*** Data listing ***

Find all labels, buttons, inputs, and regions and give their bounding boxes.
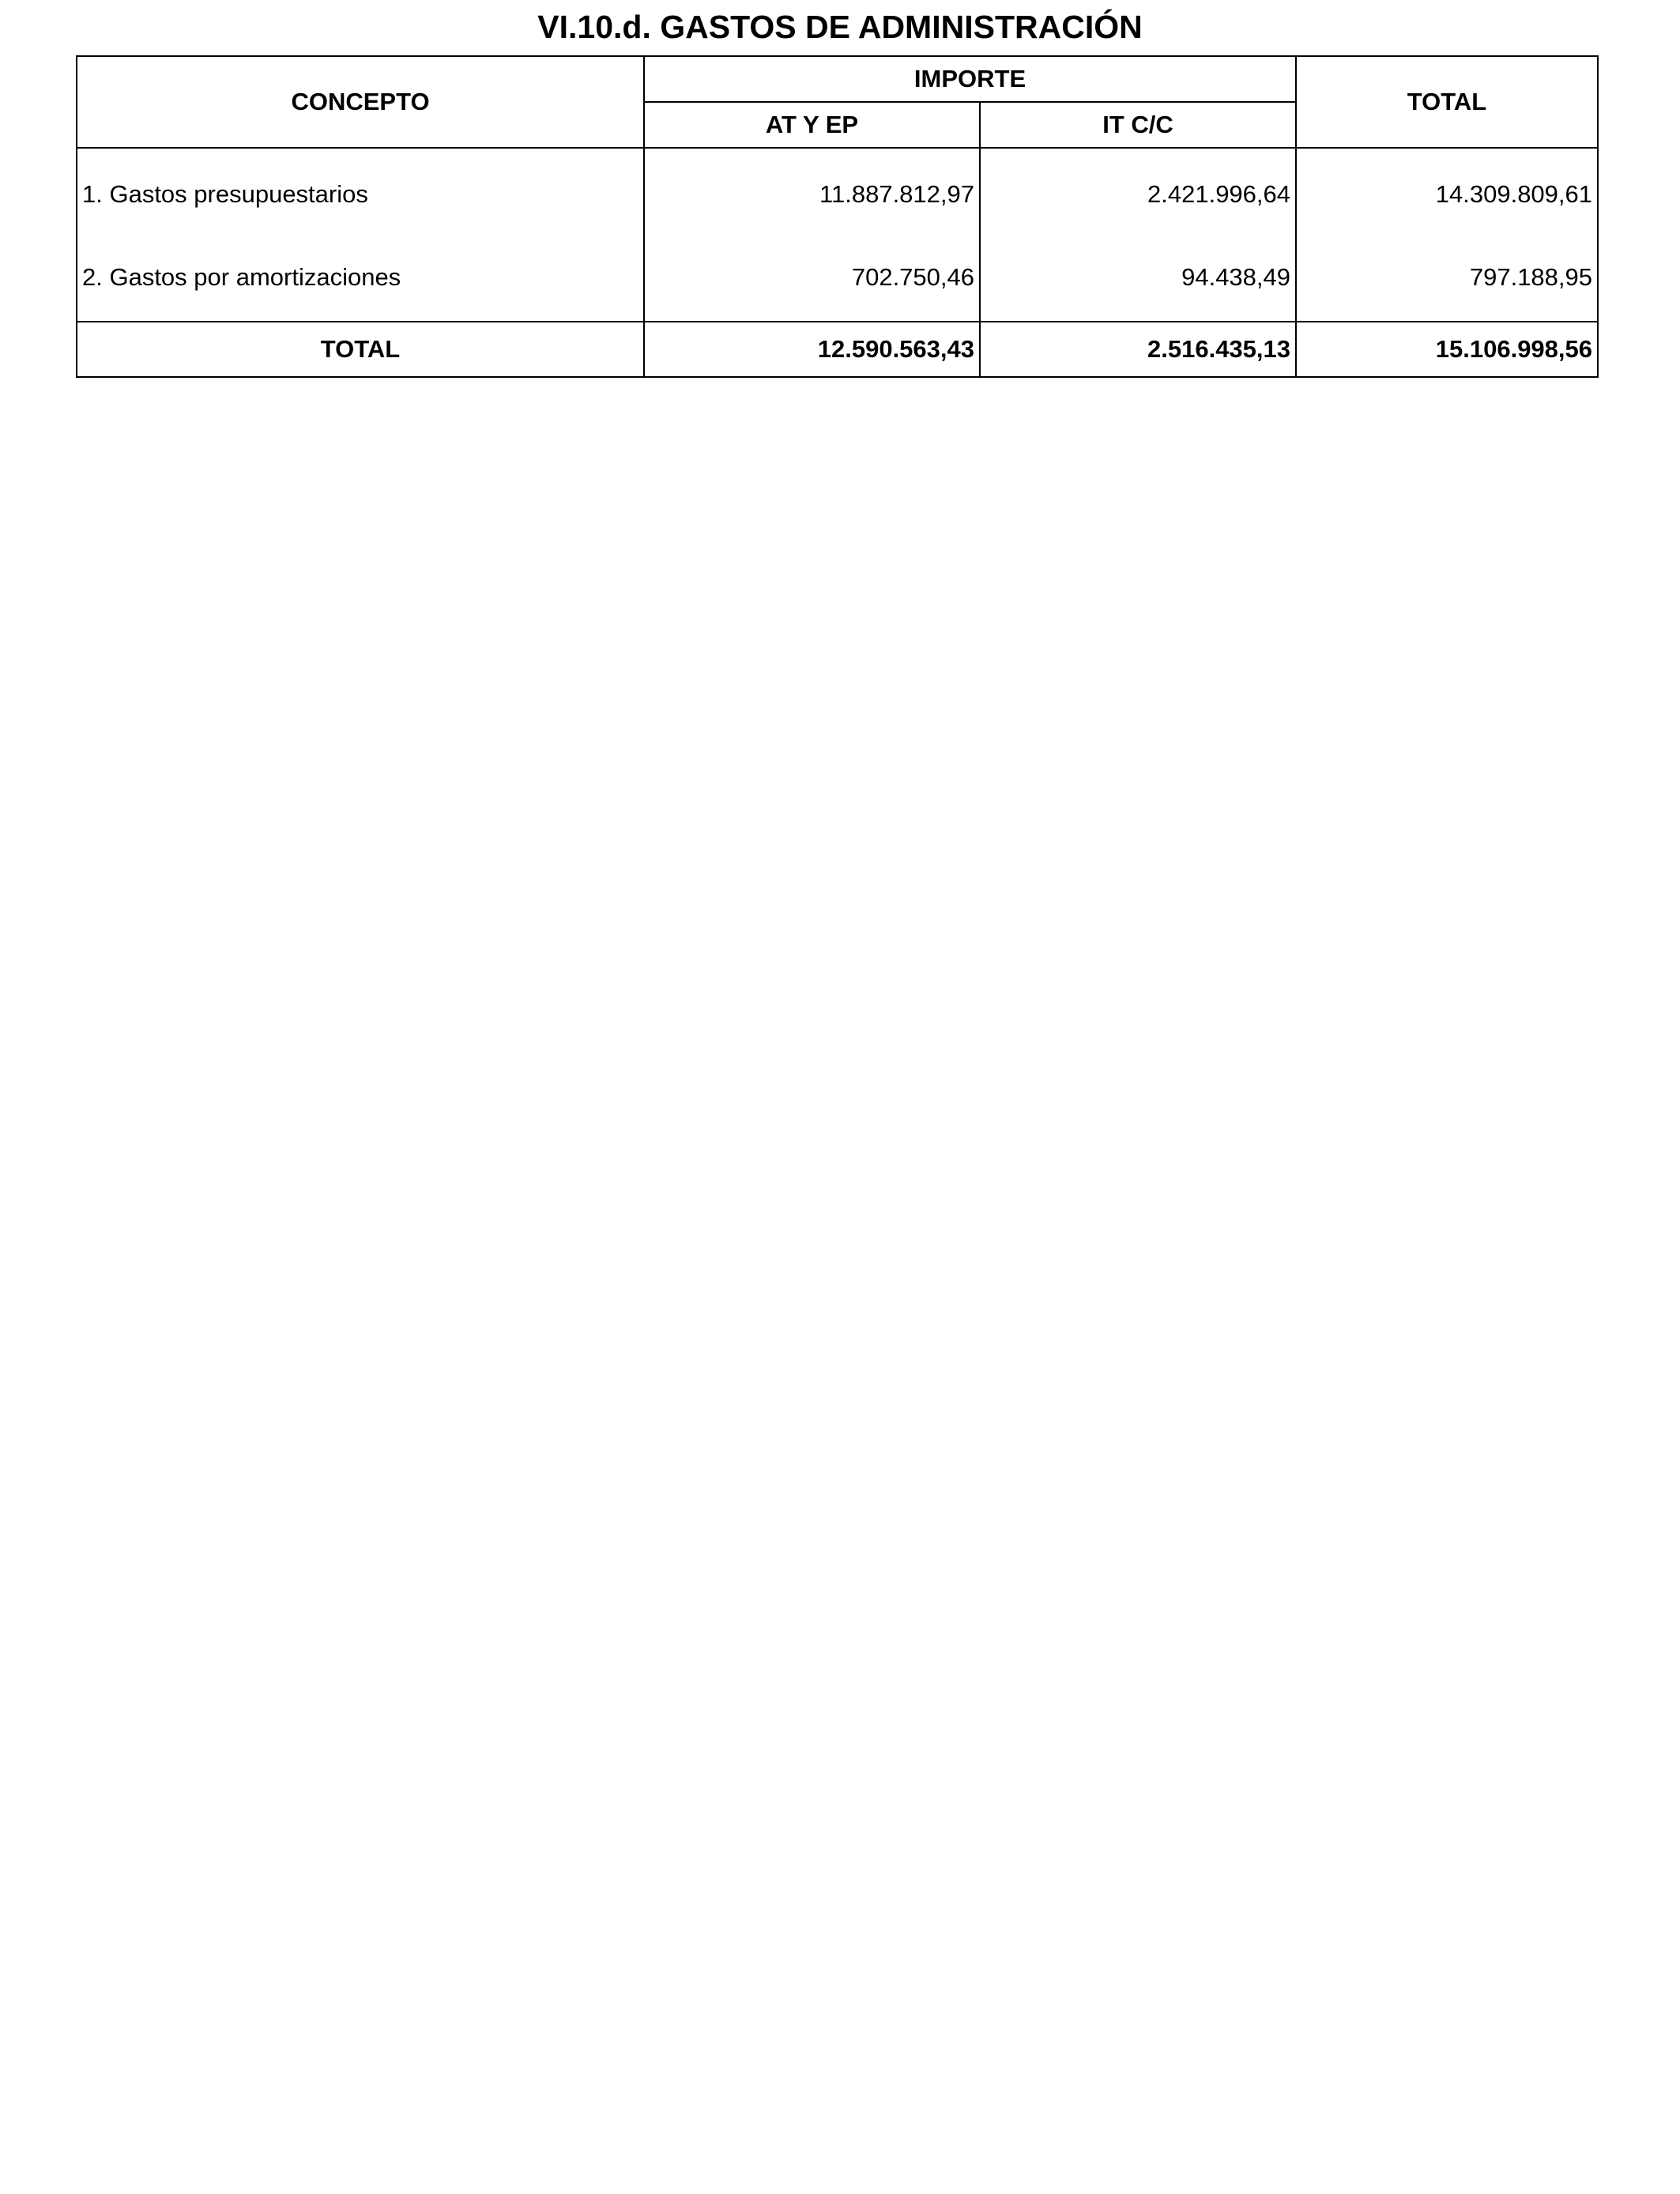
row-total: 14.309.809,61	[1296, 148, 1598, 234]
totals-label: TOTAL	[77, 322, 644, 377]
row-at-ep: 702.750,46	[644, 234, 980, 322]
row-total: 797.188,95	[1296, 234, 1598, 322]
row-at-ep: 11.887.812,97	[644, 148, 980, 234]
totals-at-ep: 12.590.563,43	[644, 322, 980, 377]
header-at-ep: AT Y EP	[644, 102, 980, 148]
table-row	[77, 148, 1598, 234]
gastos-table	[76, 55, 1599, 378]
header-it-cc: IT C/C	[980, 102, 1296, 148]
page-title: VI.10.d. GASTOS DE ADMINISTRACIÓN	[537, 9, 1143, 45]
header-concepto: CONCEPTO	[77, 56, 644, 148]
totals-row	[77, 322, 1598, 377]
row-it-cc: 2.421.996,64	[980, 148, 1296, 234]
header-row-top	[77, 56, 1598, 102]
table-row	[77, 234, 1598, 322]
totals-total: 15.106.998,56	[1296, 322, 1598, 377]
totals-it-cc: 2.516.435,13	[980, 322, 1296, 377]
header-total: TOTAL	[1296, 56, 1598, 148]
row-it-cc: 94.438,49	[980, 234, 1296, 322]
row-concepto: 1. Gastos presupuestarios	[77, 148, 644, 234]
row-concepto: 2. Gastos por amortizaciones	[77, 234, 644, 322]
header-importe: IMPORTE	[644, 56, 1296, 102]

***

» Challenge
Please rewrite all of the rows above with "table-row" replaced by "data-row", keeping everything else the same. Leave the pictures out of your answer.

» Exercise output
Find all labels, buttons, inputs, and regions and give their bounding boxes.
row-total: 14.309.809,61	[1296, 148, 1598, 234]
totals-label: TOTAL	[77, 322, 644, 377]
row-at-ep: 702.750,46	[644, 234, 980, 322]
row-total: 797.188,95	[1296, 234, 1598, 322]
row-at-ep: 11.887.812,97	[644, 148, 980, 234]
totals-at-ep: 12.590.563,43	[644, 322, 980, 377]
header-at-ep: AT Y EP	[644, 102, 980, 148]
data-row	[77, 148, 1598, 234]
gastos-table	[76, 55, 1599, 378]
header-it-cc: IT C/C	[980, 102, 1296, 148]
page-title: VI.10.d. GASTOS DE ADMINISTRACIÓN	[537, 9, 1143, 45]
header-concepto: CONCEPTO	[77, 56, 644, 148]
totals-row	[77, 322, 1598, 377]
row-it-cc: 2.421.996,64	[980, 148, 1296, 234]
header-row-top	[77, 56, 1598, 102]
data-row	[77, 234, 1598, 322]
totals-total: 15.106.998,56	[1296, 322, 1598, 377]
totals-it-cc: 2.516.435,13	[980, 322, 1296, 377]
header-total: TOTAL	[1296, 56, 1598, 148]
row-it-cc: 94.438,49	[980, 234, 1296, 322]
row-concepto: 1. Gastos presupuestarios	[77, 148, 644, 234]
row-concepto: 2. Gastos por amortizaciones	[77, 234, 644, 322]
header-importe: IMPORTE	[644, 56, 1296, 102]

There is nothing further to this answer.